**Aim**
Retype all of the data exactly as given.
(begin)
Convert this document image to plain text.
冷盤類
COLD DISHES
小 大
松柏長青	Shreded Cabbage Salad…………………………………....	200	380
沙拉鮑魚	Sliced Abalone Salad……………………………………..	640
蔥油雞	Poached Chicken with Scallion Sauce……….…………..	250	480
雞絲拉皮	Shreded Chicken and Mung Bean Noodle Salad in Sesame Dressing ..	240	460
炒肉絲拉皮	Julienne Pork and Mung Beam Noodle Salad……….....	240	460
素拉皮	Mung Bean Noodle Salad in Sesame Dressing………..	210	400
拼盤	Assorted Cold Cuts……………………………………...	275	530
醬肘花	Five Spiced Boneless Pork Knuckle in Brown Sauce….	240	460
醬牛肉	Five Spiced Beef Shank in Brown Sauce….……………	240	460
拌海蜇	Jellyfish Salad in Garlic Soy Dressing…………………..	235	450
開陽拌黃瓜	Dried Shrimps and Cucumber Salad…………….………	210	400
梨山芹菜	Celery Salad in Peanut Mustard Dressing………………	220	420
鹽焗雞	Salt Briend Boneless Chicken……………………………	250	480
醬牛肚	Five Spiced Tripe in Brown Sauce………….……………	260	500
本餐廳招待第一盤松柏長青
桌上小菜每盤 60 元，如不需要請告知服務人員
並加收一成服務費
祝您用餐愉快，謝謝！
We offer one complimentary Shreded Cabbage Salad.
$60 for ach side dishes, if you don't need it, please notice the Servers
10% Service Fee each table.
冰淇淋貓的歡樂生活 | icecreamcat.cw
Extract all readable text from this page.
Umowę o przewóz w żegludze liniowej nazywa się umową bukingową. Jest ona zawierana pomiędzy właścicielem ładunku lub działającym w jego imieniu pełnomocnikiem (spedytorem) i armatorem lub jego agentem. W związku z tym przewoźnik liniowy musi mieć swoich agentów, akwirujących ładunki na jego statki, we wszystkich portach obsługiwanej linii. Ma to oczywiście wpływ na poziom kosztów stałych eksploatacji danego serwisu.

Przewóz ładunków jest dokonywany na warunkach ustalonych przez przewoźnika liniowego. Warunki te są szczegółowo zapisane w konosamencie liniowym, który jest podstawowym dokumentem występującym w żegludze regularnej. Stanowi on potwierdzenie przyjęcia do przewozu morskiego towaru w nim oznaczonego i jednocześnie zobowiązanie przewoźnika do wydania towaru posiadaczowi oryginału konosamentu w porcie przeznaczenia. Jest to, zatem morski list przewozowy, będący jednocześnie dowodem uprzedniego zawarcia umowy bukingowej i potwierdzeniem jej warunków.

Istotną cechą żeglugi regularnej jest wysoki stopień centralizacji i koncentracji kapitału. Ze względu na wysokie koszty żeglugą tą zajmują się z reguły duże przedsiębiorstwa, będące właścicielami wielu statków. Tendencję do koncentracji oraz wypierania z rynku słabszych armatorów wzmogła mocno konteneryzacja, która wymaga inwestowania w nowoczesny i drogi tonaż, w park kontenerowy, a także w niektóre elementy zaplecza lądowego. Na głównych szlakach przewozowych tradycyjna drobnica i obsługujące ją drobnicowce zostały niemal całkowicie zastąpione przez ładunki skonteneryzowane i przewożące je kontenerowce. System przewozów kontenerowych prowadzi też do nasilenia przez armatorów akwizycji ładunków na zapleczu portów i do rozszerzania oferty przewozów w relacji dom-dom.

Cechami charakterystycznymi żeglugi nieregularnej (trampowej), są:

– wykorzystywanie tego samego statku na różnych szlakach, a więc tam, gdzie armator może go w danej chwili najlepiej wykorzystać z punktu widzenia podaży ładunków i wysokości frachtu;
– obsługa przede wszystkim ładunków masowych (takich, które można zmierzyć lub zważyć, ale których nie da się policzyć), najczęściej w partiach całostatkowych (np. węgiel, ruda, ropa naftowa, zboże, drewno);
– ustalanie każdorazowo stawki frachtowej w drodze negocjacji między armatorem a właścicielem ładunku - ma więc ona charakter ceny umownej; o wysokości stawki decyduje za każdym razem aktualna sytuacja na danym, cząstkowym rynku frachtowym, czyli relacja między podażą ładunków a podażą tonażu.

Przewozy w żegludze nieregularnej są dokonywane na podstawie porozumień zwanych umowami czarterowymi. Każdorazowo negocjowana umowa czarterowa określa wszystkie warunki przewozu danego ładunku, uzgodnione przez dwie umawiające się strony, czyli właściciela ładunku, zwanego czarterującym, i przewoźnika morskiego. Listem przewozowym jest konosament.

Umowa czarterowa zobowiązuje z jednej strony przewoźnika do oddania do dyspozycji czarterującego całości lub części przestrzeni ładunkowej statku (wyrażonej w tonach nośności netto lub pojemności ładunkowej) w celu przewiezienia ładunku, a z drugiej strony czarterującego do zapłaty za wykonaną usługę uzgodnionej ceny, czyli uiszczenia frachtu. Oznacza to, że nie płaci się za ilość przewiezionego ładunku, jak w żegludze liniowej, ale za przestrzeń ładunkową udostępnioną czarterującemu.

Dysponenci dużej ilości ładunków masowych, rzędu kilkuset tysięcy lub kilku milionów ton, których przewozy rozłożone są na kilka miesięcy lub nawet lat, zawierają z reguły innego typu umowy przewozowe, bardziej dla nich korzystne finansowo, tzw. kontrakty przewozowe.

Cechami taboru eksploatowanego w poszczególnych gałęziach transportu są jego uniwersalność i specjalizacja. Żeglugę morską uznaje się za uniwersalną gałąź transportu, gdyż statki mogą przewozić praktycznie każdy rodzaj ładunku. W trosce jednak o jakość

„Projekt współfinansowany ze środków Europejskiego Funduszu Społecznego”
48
(end)
**Solved exercise**
Convert this document image to plain text.
冷盤類
COLD DISHES
小 大
松柏長青	Shreded Cabbage Salad…………………………………....	200	380
沙拉鮑魚	Sliced Abalone Salad……………………………………..	640
蔥油雞	Poached Chicken with Scallion Sauce……….…………..	250	480
雞絲拉皮	Shreded Chicken and Mung Bean Noodle Salad in Sesame Dressing ..	240	460
炒肉絲拉皮	Julienne Pork and Mung Beam Noodle Salad……….....	240	460
素拉皮	Mung Bean Noodle Salad in Sesame Dressing………..	210	400
拼盤	Assorted Cold Cuts……………………………………...	275	530
醬肘花	Five Spiced Boneless Pork Knuckle in Brown Sauce….	240	460
醬牛肉	Five Spiced Beef Shank in Brown Sauce….……………	240	460
拌海蜇	Jellyfish Salad in Garlic Soy Dressing…………………..	235	450
開陽拌黃瓜	Dried Shrimps and Cucumber Salad…………….………	210	400
梨山芹菜	Celery Salad in Peanut Mustard Dressing………………	220	420
鹽焗雞	Salt Briend Boneless Chicken……………………………	250	480
醬牛肚	Five Spiced Tripe in Brown Sauce………….……………	260	500
本餐廳招待第一盤松柏長青
桌上小菜每盤 60 元，如不需要請告知服務人員
並加收一成服務費
祝您用餐愉快，謝謝！
We offer one complimentary Shreded Cabbage Salad.
$60 for ach side dishes, if you don't need it, please notice the Servers
10% Service Fee each table.
冰淇淋貓的歡樂生活 | icecreamcat.cw
Extract all readable text from this page.
Umowę o przewóz w żegludze liniowej nazywa się umową bukingową. Jest ona zawierana pomiędzy właścicielem ładunku lub działającym w jego imieniu pełnomocnikiem (spedytorem) i armatorem lub jego agentem. W związku z tym przewoźnik liniowy musi mieć swoich agentów, akwirujących ładunki na jego statki, we wszystkich portach obsługiwanej linii. Ma to oczywiście wpływ na poziom kosztów stałych eksploatacji danego serwisu.

Przewóz ładunków jest dokonywany na warunkach ustalonych przez przewoźnika liniowego. Warunki te są szczegółowo zapisane w konosamencie liniowym, który jest podstawowym dokumentem występującym w żegludze regularnej. Stanowi on potwierdzenie przyjęcia do przewozu morskiego towaru w nim oznaczonego i jednocześnie zobowiązanie przewoźnika do wydania towaru posiadaczowi oryginału konosamentu w porcie przeznaczenia. Jest to, zatem morski list przewozowy, będący jednocześnie dowodem uprzedniego zawarcia umowy bukingowej i potwierdzeniem jej warunków.

Istotną cechą żeglugi regularnej jest wysoki stopień centralizacji i koncentracji kapitału. Ze względu na wysokie koszty żeglugą tą zajmują się z reguły duże przedsiębiorstwa, będące właścicielami wielu statków. Tendencję do koncentracji oraz wypierania z rynku słabszych armatorów wzmogła mocno konteneryzacja, która wymaga inwestowania w nowoczesny i drogi tonaż, w park kontenerowy, a także w niektóre elementy zaplecza lądowego. Na głównych szlakach przewozowych tradycyjna drobnica i obsługujące ją drobnicowce zostały niemal całkowicie zastąpione przez ładunki skonteneryzowane i przewożące je kontenerowce. System przewozów kontenerowych prowadzi też do nasilenia przez armatorów akwizycji ładunków na zapleczu portów i do rozszerzania oferty przewozów w relacji dom-dom.

Cechami charakterystycznymi żeglugi nieregularnej (trampowej), są:

– wykorzystywanie tego samego statku na różnych szlakach, a więc tam, gdzie armator może go w danej chwili najlepiej wykorzystać z punktu widzenia podaży ładunków i wysokości frachtu;
– obsługa przede wszystkim ładunków masowych (takich, które można zmierzyć lub zważyć, ale których nie da się policzyć), najczęściej w partiach całostatkowych (np. węgiel, ruda, ropa naftowa, zboże, drewno);
– ustalanie każdorazowo stawki frachtowej w drodze negocjacji między armatorem a właścicielem ładunku - ma więc ona charakter ceny umownej; o wysokości stawki decyduje za każdym razem aktualna sytuacja na danym, cząstkowym rynku frachtowym, czyli relacja między podażą ładunków a podażą tonażu.

Przewozy w żegludze nieregularnej są dokonywane na podstawie porozumień zwanych umowami czarterowymi. Każdorazowo negocjowana umowa czarterowa określa wszystkie warunki przewozu danego ładunku, uzgodnione przez dwie umawiające się strony, czyli właściciela ładunku, zwanego czarterującym, i przewoźnika morskiego. Listem przewozowym jest konosament.

Umowa czarterowa zobowiązuje z jednej strony przewoźnika do oddania do dyspozycji czarterującego całości lub części przestrzeni ładunkowej statku (wyrażonej w tonach nośności netto lub pojemności ładunkowej) w celu przewiezienia ładunku, a z drugiej strony czarterującego do zapłaty za wykonaną usługę uzgodnionej ceny, czyli uiszczenia frachtu. Oznacza to, że nie płaci się za ilość przewiezionego ładunku, jak w żegludze liniowej, ale za przestrzeń ładunkową udostępnioną czarterującemu.

Dysponenci dużej ilości ładunków masowych, rzędu kilkuset tysięcy lub kilku milionów ton, których przewozy rozłożone są na kilka miesięcy lub nawet lat, zawierają z reguły innego typu umowy przewozowe, bardziej dla nich korzystne finansowo, tzw. kontrakty przewozowe.

Cechami taboru eksploatowanego w poszczególnych gałęziach transportu są jego uniwersalność i specjalizacja. Żeglugę morską uznaje się za uniwersalną gałąź transportu, gdyż statki mogą przewozić praktycznie każdy rodzaj ładunku. W trosce jednak o jakość

„Projekt współfinansowany ze środków Europejskiego Funduszu Społecznego”
48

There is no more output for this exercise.